Exercise brief:
Retype every entry exactly, character for character.

(Extracted records)
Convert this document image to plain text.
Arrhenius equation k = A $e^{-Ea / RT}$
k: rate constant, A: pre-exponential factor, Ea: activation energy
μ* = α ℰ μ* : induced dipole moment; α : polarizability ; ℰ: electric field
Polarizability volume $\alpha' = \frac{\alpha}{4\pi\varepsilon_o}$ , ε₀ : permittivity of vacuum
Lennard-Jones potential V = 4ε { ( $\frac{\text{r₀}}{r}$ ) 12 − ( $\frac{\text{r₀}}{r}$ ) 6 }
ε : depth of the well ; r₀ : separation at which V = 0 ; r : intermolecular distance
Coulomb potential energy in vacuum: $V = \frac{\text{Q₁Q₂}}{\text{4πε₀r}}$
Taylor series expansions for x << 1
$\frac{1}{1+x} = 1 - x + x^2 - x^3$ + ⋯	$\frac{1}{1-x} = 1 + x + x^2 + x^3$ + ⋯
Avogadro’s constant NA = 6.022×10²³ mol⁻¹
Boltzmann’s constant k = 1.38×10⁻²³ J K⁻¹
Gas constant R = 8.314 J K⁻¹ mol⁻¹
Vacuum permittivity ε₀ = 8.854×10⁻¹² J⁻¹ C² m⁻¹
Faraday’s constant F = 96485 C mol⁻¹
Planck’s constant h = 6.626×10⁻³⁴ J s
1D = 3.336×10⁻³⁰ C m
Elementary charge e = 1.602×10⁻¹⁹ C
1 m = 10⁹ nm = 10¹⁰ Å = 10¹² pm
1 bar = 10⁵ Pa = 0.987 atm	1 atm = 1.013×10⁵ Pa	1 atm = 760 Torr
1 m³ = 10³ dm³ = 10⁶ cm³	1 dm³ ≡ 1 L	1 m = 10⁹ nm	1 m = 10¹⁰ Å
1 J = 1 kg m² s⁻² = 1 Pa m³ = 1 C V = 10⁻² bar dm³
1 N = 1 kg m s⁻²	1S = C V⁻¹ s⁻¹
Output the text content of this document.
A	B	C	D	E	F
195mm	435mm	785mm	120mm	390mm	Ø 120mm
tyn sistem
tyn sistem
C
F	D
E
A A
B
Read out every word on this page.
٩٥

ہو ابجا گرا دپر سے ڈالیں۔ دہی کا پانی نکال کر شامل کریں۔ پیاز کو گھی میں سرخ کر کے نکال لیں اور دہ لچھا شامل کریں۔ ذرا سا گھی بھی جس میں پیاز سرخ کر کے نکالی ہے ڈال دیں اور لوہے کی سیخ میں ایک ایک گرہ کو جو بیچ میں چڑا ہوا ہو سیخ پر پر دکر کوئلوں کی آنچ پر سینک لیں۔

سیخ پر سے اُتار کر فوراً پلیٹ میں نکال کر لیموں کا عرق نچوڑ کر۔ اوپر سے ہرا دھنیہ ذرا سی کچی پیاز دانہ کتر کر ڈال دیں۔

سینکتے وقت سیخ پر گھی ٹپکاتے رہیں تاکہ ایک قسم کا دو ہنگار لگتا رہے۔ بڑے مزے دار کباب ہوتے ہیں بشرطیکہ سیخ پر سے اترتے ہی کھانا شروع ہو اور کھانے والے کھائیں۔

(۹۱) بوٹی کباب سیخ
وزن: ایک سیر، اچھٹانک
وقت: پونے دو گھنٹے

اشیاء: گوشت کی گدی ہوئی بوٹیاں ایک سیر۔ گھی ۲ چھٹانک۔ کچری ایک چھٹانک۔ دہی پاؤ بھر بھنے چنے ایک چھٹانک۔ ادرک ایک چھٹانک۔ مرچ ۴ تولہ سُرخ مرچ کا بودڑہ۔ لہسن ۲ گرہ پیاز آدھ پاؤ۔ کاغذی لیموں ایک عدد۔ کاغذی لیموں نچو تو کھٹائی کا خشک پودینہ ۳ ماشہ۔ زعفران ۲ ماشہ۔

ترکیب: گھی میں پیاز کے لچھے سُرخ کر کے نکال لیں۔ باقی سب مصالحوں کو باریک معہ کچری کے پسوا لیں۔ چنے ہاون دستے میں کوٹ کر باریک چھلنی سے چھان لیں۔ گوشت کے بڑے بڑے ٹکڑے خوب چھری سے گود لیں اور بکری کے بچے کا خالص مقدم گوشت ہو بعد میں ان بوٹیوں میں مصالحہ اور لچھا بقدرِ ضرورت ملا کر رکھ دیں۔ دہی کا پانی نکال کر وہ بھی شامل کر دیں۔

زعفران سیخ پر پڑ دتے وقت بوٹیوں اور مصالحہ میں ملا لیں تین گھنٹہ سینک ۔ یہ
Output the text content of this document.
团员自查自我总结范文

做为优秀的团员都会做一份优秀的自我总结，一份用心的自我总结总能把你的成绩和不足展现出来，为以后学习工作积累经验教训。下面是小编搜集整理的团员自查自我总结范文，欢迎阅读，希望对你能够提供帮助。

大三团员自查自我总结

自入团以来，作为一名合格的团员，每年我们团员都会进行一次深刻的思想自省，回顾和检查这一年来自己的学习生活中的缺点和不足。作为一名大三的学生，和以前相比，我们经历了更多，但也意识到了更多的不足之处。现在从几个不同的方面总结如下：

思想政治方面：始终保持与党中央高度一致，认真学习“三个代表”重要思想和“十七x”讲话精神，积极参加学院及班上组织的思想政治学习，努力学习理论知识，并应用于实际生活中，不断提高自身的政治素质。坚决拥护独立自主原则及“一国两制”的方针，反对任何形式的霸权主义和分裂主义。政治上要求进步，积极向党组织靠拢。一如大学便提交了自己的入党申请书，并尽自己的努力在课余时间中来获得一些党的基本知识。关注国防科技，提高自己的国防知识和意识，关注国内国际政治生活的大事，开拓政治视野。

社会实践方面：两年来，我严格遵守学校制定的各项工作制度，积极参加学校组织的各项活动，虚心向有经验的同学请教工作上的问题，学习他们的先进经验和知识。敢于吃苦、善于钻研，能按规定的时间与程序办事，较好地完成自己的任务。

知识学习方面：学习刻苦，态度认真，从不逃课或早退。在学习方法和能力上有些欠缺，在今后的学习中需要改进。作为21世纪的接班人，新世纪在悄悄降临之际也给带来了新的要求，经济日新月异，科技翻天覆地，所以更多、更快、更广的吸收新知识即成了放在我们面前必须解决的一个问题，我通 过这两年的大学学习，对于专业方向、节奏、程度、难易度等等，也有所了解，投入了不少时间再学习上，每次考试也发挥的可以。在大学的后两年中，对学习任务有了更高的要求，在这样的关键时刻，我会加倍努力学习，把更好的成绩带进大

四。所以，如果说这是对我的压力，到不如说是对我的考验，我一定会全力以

Full output:
Convert this document image to plain text.
Arrhenius equation k = A $e^{-Ea / RT}$
k: rate constant, A: pre-exponential factor, Ea: activation energy
μ* = α ℰ μ* : induced dipole moment; α : polarizability ; ℰ: electric field
Polarizability volume $\alpha' = \frac{\alpha}{4\pi\varepsilon_o}$ , ε₀ : permittivity of vacuum
Lennard-Jones potential V = 4ε { ( $\frac{\text{r₀}}{r}$ ) 12 − ( $\frac{\text{r₀}}{r}$ ) 6 }
ε : depth of the well ; r₀ : separation at which V = 0 ; r : intermolecular distance
Coulomb potential energy in vacuum: $V = \frac{\text{Q₁Q₂}}{\text{4πε₀r}}$
Taylor series expansions for x << 1
$\frac{1}{1+x} = 1 - x + x^2 - x^3$ + ⋯	$\frac{1}{1-x} = 1 + x + x^2 + x^3$ + ⋯
Avogadro’s constant NA = 6.022×10²³ mol⁻¹
Boltzmann’s constant k = 1.38×10⁻²³ J K⁻¹
Gas constant R = 8.314 J K⁻¹ mol⁻¹
Vacuum permittivity ε₀ = 8.854×10⁻¹² J⁻¹ C² m⁻¹
Faraday’s constant F = 96485 C mol⁻¹
Planck’s constant h = 6.626×10⁻³⁴ J s
1D = 3.336×10⁻³⁰ C m
Elementary charge e = 1.602×10⁻¹⁹ C
1 m = 10⁹ nm = 10¹⁰ Å = 10¹² pm
1 bar = 10⁵ Pa = 0.987 atm	1 atm = 1.013×10⁵ Pa	1 atm = 760 Torr
1 m³ = 10³ dm³ = 10⁶ cm³	1 dm³ ≡ 1 L	1 m = 10⁹ nm	1 m = 10¹⁰ Å
1 J = 1 kg m² s⁻² = 1 Pa m³ = 1 C V = 10⁻² bar dm³
1 N = 1 kg m s⁻²	1S = C V⁻¹ s⁻¹
Output the text content of this document.
A	B	C	D	E	F
195mm	435mm	785mm	120mm	390mm	Ø 120mm
tyn sistem
tyn sistem
C
F	D
E
A A
B
Read out every word on this page.
٩٥

ہو ابجا گرا دپر سے ڈالیں۔ دہی کا پانی نکال کر شامل کریں۔ پیاز کو گھی میں سرخ کر کے نکال لیں اور دہ لچھا شامل کریں۔ ذرا سا گھی بھی جس میں پیاز سرخ کر کے نکالی ہے ڈال دیں اور لوہے کی سیخ میں ایک ایک گرہ کو جو بیچ میں چڑا ہوا ہو سیخ پر پر دکر کوئلوں کی آنچ پر سینک لیں۔

سیخ پر سے اُتار کر فوراً پلیٹ میں نکال کر لیموں کا عرق نچوڑ کر۔ اوپر سے ہرا دھنیہ ذرا سی کچی پیاز دانہ کتر کر ڈال دیں۔

سینکتے وقت سیخ پر گھی ٹپکاتے رہیں تاکہ ایک قسم کا دو ہنگار لگتا رہے۔ بڑے مزے دار کباب ہوتے ہیں بشرطیکہ سیخ پر سے اترتے ہی کھانا شروع ہو اور کھانے والے کھائیں۔

(۹۱) بوٹی کباب سیخ
وزن: ایک سیر، اچھٹانک
وقت: پونے دو گھنٹے

اشیاء: گوشت کی گدی ہوئی بوٹیاں ایک سیر۔ گھی ۲ چھٹانک۔ کچری ایک چھٹانک۔ دہی پاؤ بھر بھنے چنے ایک چھٹانک۔ ادرک ایک چھٹانک۔ مرچ ۴ تولہ سُرخ مرچ کا بودڑہ۔ لہسن ۲ گرہ پیاز آدھ پاؤ۔ کاغذی لیموں ایک عدد۔ کاغذی لیموں نچو تو کھٹائی کا خشک پودینہ ۳ ماشہ۔ زعفران ۲ ماشہ۔

ترکیب: گھی میں پیاز کے لچھے سُرخ کر کے نکال لیں۔ باقی سب مصالحوں کو باریک معہ کچری کے پسوا لیں۔ چنے ہاون دستے میں کوٹ کر باریک چھلنی سے چھان لیں۔ گوشت کے بڑے بڑے ٹکڑے خوب چھری سے گود لیں اور بکری کے بچے کا خالص مقدم گوشت ہو بعد میں ان بوٹیوں میں مصالحہ اور لچھا بقدرِ ضرورت ملا کر رکھ دیں۔ دہی کا پانی نکال کر وہ بھی شامل کر دیں۔

زعفران سیخ پر پڑ دتے وقت بوٹیوں اور مصالحہ میں ملا لیں تین گھنٹہ سینک ۔ یہ
Output the text content of this document.
团员自查自我总结范文

做为优秀的团员都会做一份优秀的自我总结，一份用心的自我总结总能把你的成绩和不足展现出来，为以后学习工作积累经验教训。下面是小编搜集整理的团员自查自我总结范文，欢迎阅读，希望对你能够提供帮助。

大三团员自查自我总结

自入团以来，作为一名合格的团员，每年我们团员都会进行一次深刻的思想自省，回顾和检查这一年来自己的学习生活中的缺点和不足。作为一名大三的学生，和以前相比，我们经历了更多，但也意识到了更多的不足之处。现在从几个不同的方面总结如下：

思想政治方面：始终保持与党中央高度一致，认真学习“三个代表”重要思想和“十七x”讲话精神，积极参加学院及班上组织的思想政治学习，努力学习理论知识，并应用于实际生活中，不断提高自身的政治素质。坚决拥护独立自主原则及“一国两制”的方针，反对任何形式的霸权主义和分裂主义。政治上要求进步，积极向党组织靠拢。一如大学便提交了自己的入党申请书，并尽自己的努力在课余时间中来获得一些党的基本知识。关注国防科技，提高自己的国防知识和意识，关注国内国际政治生活的大事，开拓政治视野。

社会实践方面：两年来，我严格遵守学校制定的各项工作制度，积极参加学校组织的各项活动，虚心向有经验的同学请教工作上的问题，学习他们的先进经验和知识。敢于吃苦、善于钻研，能按规定的时间与程序办事，较好地完成自己的任务。

知识学习方面：学习刻苦，态度认真，从不逃课或早退。在学习方法和能力上有些欠缺，在今后的学习中需要改进。作为21世纪的接班人，新世纪在悄悄降临之际也给带来了新的要求，经济日新月异，科技翻天覆地，所以更多、更快、更广的吸收新知识即成了放在我们面前必须解决的一个问题，我通 过这两年的大学学习，对于专业方向、节奏、程度、难易度等等，也有所了解，投入了不少时间再学习上，每次考试也发挥的可以。在大学的后两年中，对学习任务有了更高的要求，在这样的关键时刻，我会加倍努力学习，把更好的成绩带进大

四。所以，如果说这是对我的压力，到不如说是对我的考验，我一定会全力以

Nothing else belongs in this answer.